• STATED PROBLEM: Copy all lines in which the word "Visitor" can be found.

===== RECORDS SHOWN

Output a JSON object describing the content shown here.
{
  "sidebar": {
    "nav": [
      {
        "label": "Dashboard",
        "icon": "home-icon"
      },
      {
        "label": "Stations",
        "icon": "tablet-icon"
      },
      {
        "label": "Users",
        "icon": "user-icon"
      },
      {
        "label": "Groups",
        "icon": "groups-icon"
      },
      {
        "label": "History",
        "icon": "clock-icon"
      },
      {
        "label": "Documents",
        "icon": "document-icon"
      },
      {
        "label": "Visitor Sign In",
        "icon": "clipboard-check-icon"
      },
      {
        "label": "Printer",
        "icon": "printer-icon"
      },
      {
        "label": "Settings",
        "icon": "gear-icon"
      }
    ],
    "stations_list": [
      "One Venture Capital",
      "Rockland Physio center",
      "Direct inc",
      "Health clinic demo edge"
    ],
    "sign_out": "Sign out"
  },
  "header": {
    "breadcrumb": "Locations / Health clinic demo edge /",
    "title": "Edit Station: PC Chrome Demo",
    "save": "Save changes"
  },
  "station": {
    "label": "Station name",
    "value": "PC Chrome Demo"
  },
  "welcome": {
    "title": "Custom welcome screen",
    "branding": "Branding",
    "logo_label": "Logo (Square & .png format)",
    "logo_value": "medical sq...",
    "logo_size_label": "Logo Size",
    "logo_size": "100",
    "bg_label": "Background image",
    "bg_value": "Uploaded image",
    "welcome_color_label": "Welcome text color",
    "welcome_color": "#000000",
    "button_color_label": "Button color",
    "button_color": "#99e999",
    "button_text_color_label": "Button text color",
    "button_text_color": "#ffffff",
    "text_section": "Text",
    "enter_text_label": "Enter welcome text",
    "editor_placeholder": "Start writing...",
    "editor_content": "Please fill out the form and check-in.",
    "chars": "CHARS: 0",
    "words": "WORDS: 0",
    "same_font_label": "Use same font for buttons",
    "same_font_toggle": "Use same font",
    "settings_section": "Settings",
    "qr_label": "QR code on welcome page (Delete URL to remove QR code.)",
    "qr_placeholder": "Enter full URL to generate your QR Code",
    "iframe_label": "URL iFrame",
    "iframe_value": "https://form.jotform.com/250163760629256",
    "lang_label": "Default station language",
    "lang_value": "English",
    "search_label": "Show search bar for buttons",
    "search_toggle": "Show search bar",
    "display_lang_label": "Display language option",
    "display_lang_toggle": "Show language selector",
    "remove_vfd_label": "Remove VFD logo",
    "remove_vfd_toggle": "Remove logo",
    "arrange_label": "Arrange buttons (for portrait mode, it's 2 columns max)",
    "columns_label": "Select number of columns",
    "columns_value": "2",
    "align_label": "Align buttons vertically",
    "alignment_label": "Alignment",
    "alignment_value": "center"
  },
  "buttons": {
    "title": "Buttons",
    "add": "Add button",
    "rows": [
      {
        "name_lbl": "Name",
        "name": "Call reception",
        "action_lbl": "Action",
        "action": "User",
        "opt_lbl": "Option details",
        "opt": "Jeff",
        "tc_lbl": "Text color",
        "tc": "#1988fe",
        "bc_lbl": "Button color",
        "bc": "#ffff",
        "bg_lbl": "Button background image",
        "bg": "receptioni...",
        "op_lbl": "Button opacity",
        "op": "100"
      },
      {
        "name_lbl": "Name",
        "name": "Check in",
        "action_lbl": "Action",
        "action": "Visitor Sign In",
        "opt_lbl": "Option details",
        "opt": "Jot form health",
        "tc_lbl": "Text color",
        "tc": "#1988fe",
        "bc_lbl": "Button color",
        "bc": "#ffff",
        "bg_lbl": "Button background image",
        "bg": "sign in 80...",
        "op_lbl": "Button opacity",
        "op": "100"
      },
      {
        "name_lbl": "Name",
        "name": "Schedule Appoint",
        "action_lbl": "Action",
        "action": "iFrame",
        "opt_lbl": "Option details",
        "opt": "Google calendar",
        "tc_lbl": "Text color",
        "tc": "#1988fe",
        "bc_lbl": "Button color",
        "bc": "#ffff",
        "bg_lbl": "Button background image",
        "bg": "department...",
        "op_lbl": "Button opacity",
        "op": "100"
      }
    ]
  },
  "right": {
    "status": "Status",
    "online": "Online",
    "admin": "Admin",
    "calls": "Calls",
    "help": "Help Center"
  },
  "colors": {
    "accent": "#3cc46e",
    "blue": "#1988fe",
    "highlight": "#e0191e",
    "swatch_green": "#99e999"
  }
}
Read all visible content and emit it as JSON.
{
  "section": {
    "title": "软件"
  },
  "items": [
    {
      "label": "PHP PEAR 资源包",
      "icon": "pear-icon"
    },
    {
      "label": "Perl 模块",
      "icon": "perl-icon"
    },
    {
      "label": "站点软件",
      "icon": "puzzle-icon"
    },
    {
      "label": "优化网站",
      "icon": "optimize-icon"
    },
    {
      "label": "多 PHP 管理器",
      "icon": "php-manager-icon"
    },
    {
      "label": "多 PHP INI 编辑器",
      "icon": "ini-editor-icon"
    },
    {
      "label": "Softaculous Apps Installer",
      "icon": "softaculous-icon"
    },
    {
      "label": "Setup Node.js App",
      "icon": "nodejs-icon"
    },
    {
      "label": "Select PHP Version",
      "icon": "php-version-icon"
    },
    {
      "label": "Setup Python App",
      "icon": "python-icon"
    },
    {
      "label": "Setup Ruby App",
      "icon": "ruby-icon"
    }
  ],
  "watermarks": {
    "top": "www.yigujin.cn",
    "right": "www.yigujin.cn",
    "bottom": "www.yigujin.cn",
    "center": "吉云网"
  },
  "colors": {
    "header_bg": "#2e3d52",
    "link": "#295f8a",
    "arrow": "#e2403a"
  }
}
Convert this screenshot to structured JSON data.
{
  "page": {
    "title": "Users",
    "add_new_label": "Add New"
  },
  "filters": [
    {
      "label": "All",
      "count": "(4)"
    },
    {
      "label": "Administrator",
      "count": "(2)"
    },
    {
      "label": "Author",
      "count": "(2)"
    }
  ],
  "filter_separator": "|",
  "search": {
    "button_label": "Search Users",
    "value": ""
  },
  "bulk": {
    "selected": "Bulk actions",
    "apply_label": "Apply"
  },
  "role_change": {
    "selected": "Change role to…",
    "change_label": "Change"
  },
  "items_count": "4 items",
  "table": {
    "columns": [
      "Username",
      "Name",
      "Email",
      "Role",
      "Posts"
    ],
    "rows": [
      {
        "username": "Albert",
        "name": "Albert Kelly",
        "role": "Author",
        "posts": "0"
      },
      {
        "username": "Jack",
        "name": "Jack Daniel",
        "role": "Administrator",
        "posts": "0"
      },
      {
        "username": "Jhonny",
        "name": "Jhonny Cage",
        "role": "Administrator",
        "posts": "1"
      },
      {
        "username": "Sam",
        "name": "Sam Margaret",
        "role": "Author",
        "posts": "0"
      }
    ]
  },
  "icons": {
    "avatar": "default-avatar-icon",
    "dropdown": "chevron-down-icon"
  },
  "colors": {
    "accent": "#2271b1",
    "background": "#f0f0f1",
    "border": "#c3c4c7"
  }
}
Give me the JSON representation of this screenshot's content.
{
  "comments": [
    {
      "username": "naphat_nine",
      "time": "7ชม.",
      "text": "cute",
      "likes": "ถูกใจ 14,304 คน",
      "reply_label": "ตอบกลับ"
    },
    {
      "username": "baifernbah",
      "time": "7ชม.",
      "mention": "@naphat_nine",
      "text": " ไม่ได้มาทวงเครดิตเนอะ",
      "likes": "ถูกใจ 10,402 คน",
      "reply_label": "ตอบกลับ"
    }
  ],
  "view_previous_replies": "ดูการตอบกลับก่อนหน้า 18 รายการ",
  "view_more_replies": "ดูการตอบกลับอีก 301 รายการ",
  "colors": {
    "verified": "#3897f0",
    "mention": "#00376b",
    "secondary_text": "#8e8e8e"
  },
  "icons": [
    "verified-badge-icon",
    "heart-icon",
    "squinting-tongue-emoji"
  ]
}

==========

• EXPECTED OUTPUT:
        "label": "Visitor Sign In",
        "action": "Visitor Sign In",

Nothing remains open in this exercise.